Task details ->
Copy the data exactly; pictures stay out of the copy.

##### Dataset records

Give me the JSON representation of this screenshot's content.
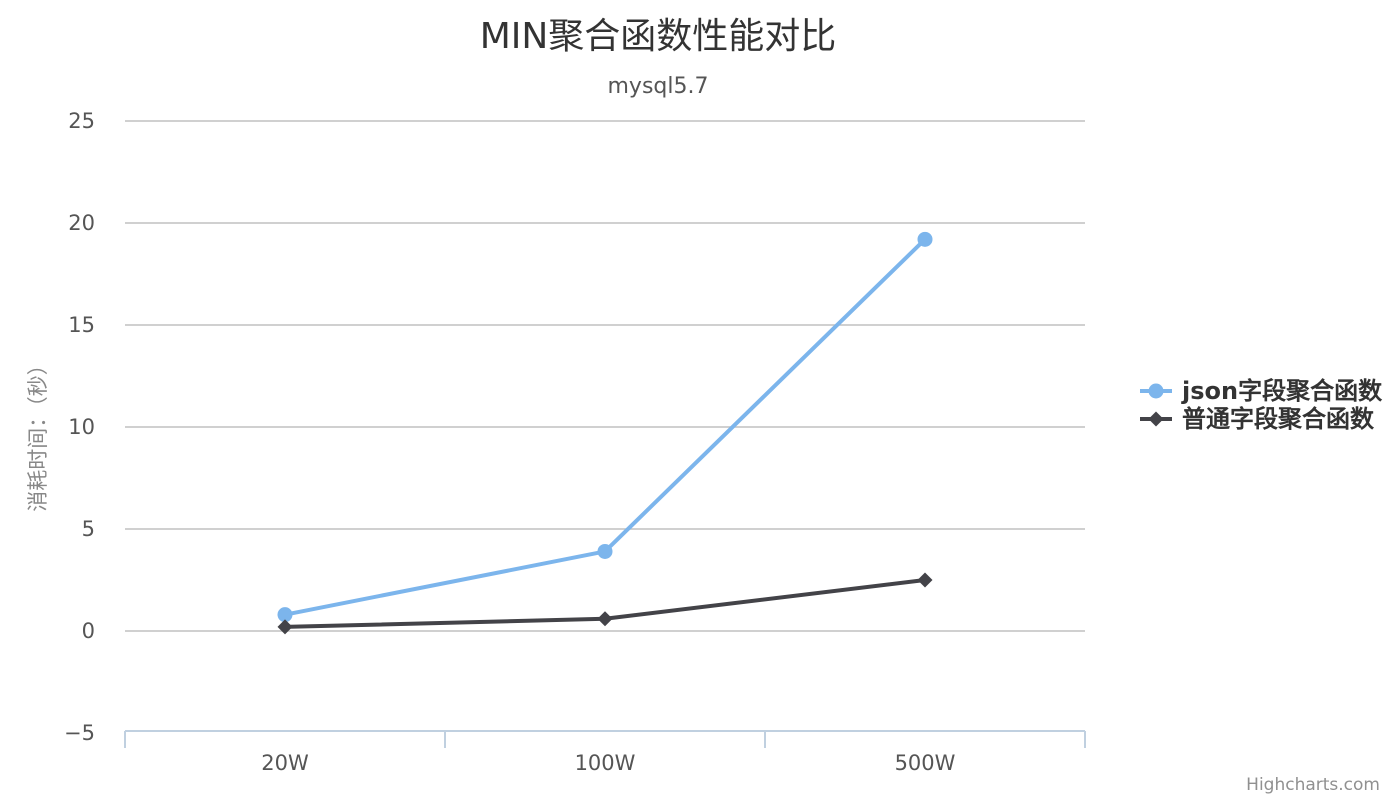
{
  "chart_data": {
    "type": "line",
    "title": "MIN聚合函数性能对比",
    "subtitle": "mysql5.7",
    "xlabel": "",
    "ylabel": "消耗时间：（秒）",
    "categories": [
      "20W",
      "100W",
      "500W"
    ],
    "yticks": [
      25,
      20,
      15,
      10,
      5,
      0,
      -5
    ],
    "ylim": [
      -5,
      25
    ],
    "grid": true,
    "legend_position": "right",
    "series": [
      {
        "name": "json字段聚合函数",
        "values": [
          0.8,
          3.9,
          19.2
        ],
        "color": "#7cb5ec",
        "marker": "circle"
      },
      {
        "name": "普通字段聚合函数",
        "values": [
          0.2,
          0.6,
          2.5
        ],
        "color": "#434348",
        "marker": "diamond"
      }
    ]
  },
  "credits": "Highcharts.com"
}
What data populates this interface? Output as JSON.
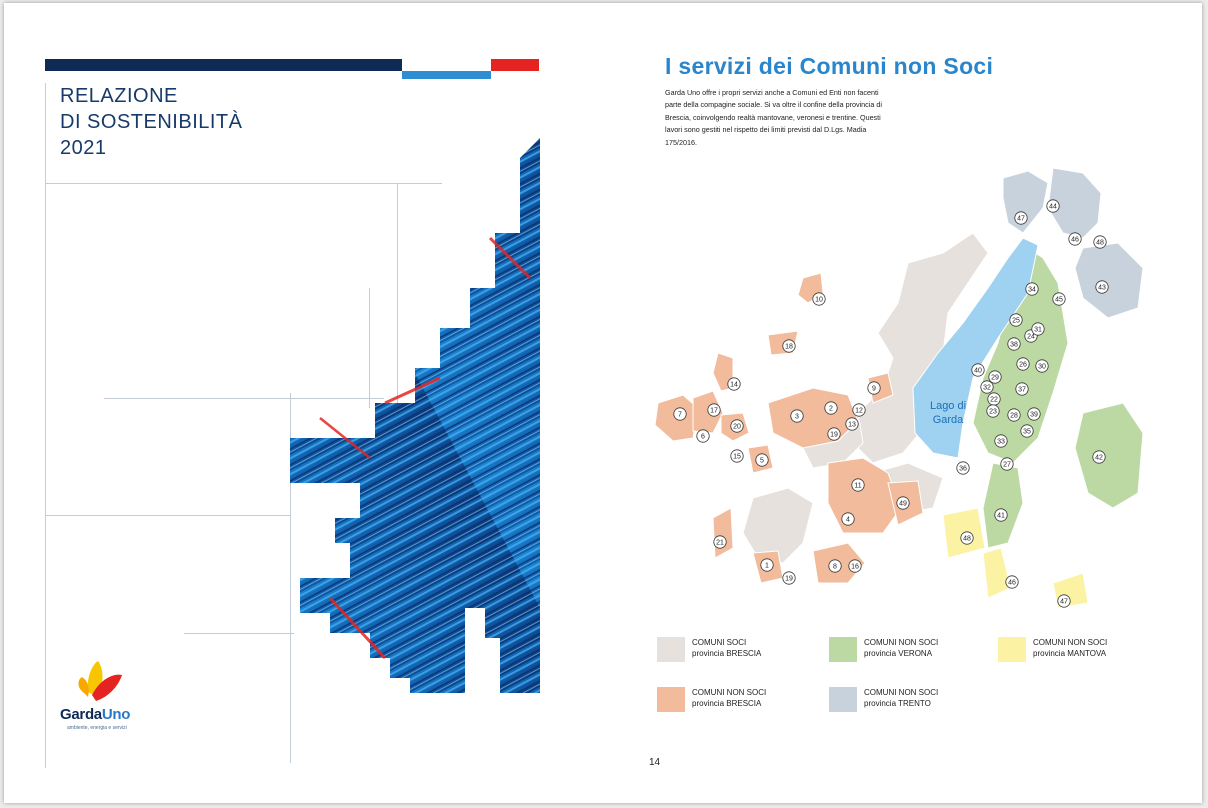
{
  "cover": {
    "title_lines": [
      "RELAZIONE",
      "DI SOSTENIBILITÀ",
      "2021"
    ],
    "logo": {
      "name_part1": "Garda",
      "name_part2": "Uno",
      "tagline": "ambiente, energia e servizi"
    }
  },
  "right_page": {
    "title": "I servizi dei Comuni non Soci",
    "body": "Garda Uno offre i propri servizi anche a Comuni ed Enti non facenti parte della compagine sociale.   Si va oltre il confine della provincia di Brescia, coinvolgendo realtà mantovane, veronesi e trentine.  Questi lavori sono gestiti nel rispetto dei limiti previsti dal D.Lgs. Madia 175/2016.",
    "map": {
      "lake_label_line1": "Lago di",
      "lake_label_line2": "Garda",
      "numbers": [
        "1",
        "2",
        "3",
        "4",
        "5",
        "6",
        "7",
        "8",
        "9",
        "10",
        "11",
        "12",
        "13",
        "14",
        "15",
        "16",
        "17",
        "18",
        "19",
        "19",
        "20",
        "21",
        "22",
        "23",
        "24",
        "25",
        "26",
        "27",
        "28",
        "29",
        "30",
        "31",
        "32",
        "33",
        "34",
        "35",
        "36",
        "37",
        "38",
        "39",
        "40",
        "41",
        "42",
        "43",
        "44",
        "45",
        "46",
        "46",
        "47",
        "47",
        "48",
        "48",
        "49"
      ]
    },
    "legend": [
      {
        "line1": "COMUNI SOCI",
        "line2": "provincia BRESCIA",
        "color": "#e6e1dd"
      },
      {
        "line1": "COMUNI NON SOCI",
        "line2": "provincia VERONA",
        "color": "#bcd9a4"
      },
      {
        "line1": "COMUNI NON SOCI",
        "line2": "provincia MANTOVA",
        "color": "#fbf3a3"
      },
      {
        "line1": "COMUNI NON SOCI",
        "line2": "provincia BRESCIA",
        "color": "#f2bb9c"
      },
      {
        "line1": "COMUNI NON SOCI",
        "line2": "provincia TRENTO",
        "color": "#c7d2dd"
      }
    ],
    "page_number": "14"
  },
  "colors": {
    "navy": "#0e2a55",
    "accent_blue": "#2a86cc",
    "accent_red": "#e52421",
    "lake": "#9fd1f0"
  }
}
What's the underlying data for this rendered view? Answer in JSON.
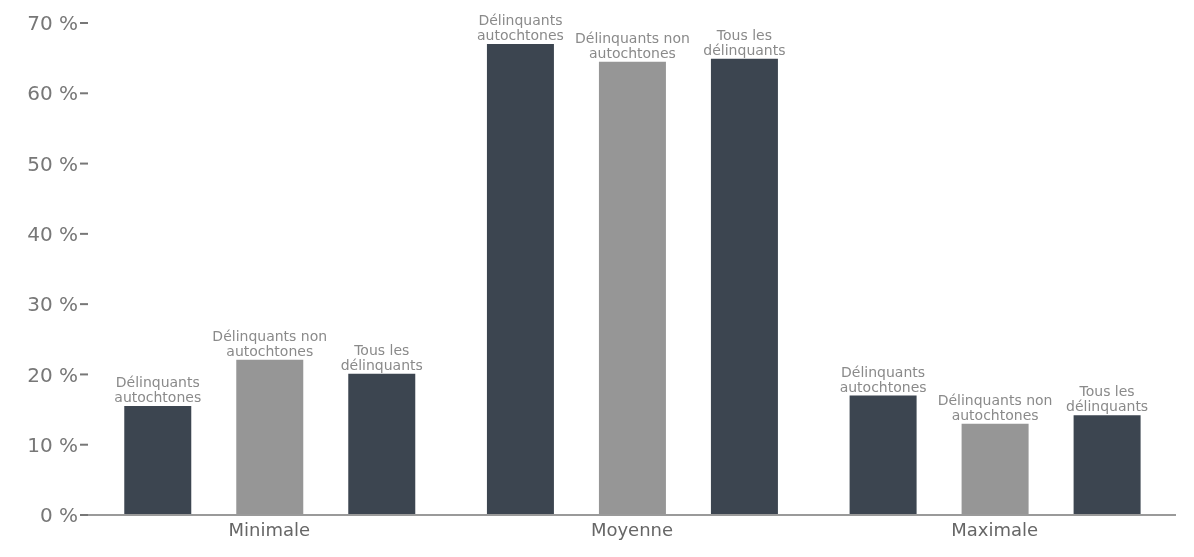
{
  "chart_data": {
    "type": "bar",
    "categories": [
      "Minimale",
      "Moyenne",
      "Maximale"
    ],
    "series": [
      {
        "name": "Délinquants autochtones",
        "color": "#3c4550",
        "values": [
          15.5,
          67.0,
          17.0
        ]
      },
      {
        "name": "Délinquants non autochtones",
        "color": "#969696",
        "values": [
          22.1,
          64.5,
          13.0
        ]
      },
      {
        "name": "Tous les délinquants",
        "color": "#3c4550",
        "values": [
          20.1,
          64.9,
          14.2
        ]
      }
    ],
    "ylim": [
      0,
      70
    ],
    "yticks": [
      {
        "value": 0,
        "label": "0 %"
      },
      {
        "value": 10,
        "label": "10 %"
      },
      {
        "value": 20,
        "label": "20 %"
      },
      {
        "value": 30,
        "label": "30 %"
      },
      {
        "value": 40,
        "label": "40 %"
      },
      {
        "value": 50,
        "label": "50 %"
      },
      {
        "value": 60,
        "label": "60 %"
      },
      {
        "value": 70,
        "label": "70 %"
      }
    ],
    "grid": false,
    "legend": false
  }
}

##########

Task output ->
Give me the JSON representation of this screenshot's content.
{
  "chart_data": {
    "type": "line",
    "title": "MIN聚合函数性能对比",
    "subtitle": "mysql5.7",
    "xlabel": "",
    "ylabel": "消耗时间：（秒）",
    "categories": [
      "20W",
      "100W",
      "500W"
    ],
    "yticks": [
      25,
      20,
      15,
      10,
      5,
      0,
      -5
    ],
    "ylim": [
      -5,
      25
    ],
    "grid": true,
    "legend_position": "right",
    "series": [
      {
        "name": "json字段聚合函数",
        "values": [
          0.8,
          3.9,
          19.2
        ],
        "color": "#7cb5ec",
        "marker": "circle"
      },
      {
        "name": "普通字段聚合函数",
        "values": [
          0.2,
          0.6,
          2.5
        ],
        "color": "#434348",
        "marker": "diamond"
      }
    ]
  },
  "credits": "Highcharts.com"
}
What data populates this interface? Output as JSON.
{
  "cover": {
    "title_lines": [
      "RELAZIONE",
      "DI SOSTENIBILITÀ",
      "2021"
    ],
    "logo": {
      "name_part1": "Garda",
      "name_part2": "Uno",
      "tagline": "ambiente, energia e servizi"
    }
  },
  "right_page": {
    "title": "I servizi dei Comuni non Soci",
    "body": "Garda Uno offre i propri servizi anche a Comuni ed Enti non facenti parte della compagine sociale.   Si va oltre il confine della provincia di Brescia, coinvolgendo realtà mantovane, veronesi e trentine.  Questi lavori sono gestiti nel rispetto dei limiti previsti dal D.Lgs. Madia 175/2016.",
    "map": {
      "lake_label_line1": "Lago di",
      "lake_label_line2": "Garda",
      "numbers": [
        "1",
        "2",
        "3",
        "4",
        "5",
        "6",
        "7",
        "8",
        "9",
        "10",
        "11",
        "12",
        "13",
        "14",
        "15",
        "16",
        "17",
        "18",
        "19",
        "19",
        "20",
        "21",
        "22",
        "23",
        "24",
        "25",
        "26",
        "27",
        "28",
        "29",
        "30",
        "31",
        "32",
        "33",
        "34",
        "35",
        "36",
        "37",
        "38",
        "39",
        "40",
        "41",
        "42",
        "43",
        "44",
        "45",
        "46",
        "46",
        "47",
        "47",
        "48",
        "48",
        "49"
      ]
    },
    "legend": [
      {
        "line1": "COMUNI SOCI",
        "line2": "provincia BRESCIA",
        "color": "#e6e1dd"
      },
      {
        "line1": "COMUNI NON SOCI",
        "line2": "provincia VERONA",
        "color": "#bcd9a4"
      },
      {
        "line1": "COMUNI NON SOCI",
        "line2": "provincia MANTOVA",
        "color": "#fbf3a3"
      },
      {
        "line1": "COMUNI NON SOCI",
        "line2": "provincia BRESCIA",
        "color": "#f2bb9c"
      },
      {
        "line1": "COMUNI NON SOCI",
        "line2": "provincia TRENTO",
        "color": "#c7d2dd"
      }
    ],
    "page_number": "14"
  },
  "colors": {
    "navy": "#0e2a55",
    "accent_blue": "#2a86cc",
    "accent_red": "#e52421",
    "lake": "#9fd1f0"
  }
}
What's the underlying data for this rendered view? Answer in JSON.
{
  "chart_data": {
    "type": "bar",
    "categories": [
      "Minimale",
      "Moyenne",
      "Maximale"
    ],
    "series": [
      {
        "name": "Délinquants autochtones",
        "color": "#3c4550",
        "values": [
          15.5,
          67.0,
          17.0
        ]
      },
      {
        "name": "Délinquants non autochtones",
        "color": "#969696",
        "values": [
          22.1,
          64.5,
          13.0
        ]
      },
      {
        "name": "Tous les délinquants",
        "color": "#3c4550",
        "values": [
          20.1,
          64.9,
          14.2
        ]
      }
    ],
    "ylim": [
      0,
      70
    ],
    "yticks": [
      {
        "value": 0,
        "label": "0 %"
      },
      {
        "value": 10,
        "label": "10 %"
      },
      {
        "value": 20,
        "label": "20 %"
      },
      {
        "value": 30,
        "label": "30 %"
      },
      {
        "value": 40,
        "label": "40 %"
      },
      {
        "value": 50,
        "label": "50 %"
      },
      {
        "value": 60,
        "label": "60 %"
      },
      {
        "value": 70,
        "label": "70 %"
      }
    ],
    "grid": false,
    "legend": false
  }
}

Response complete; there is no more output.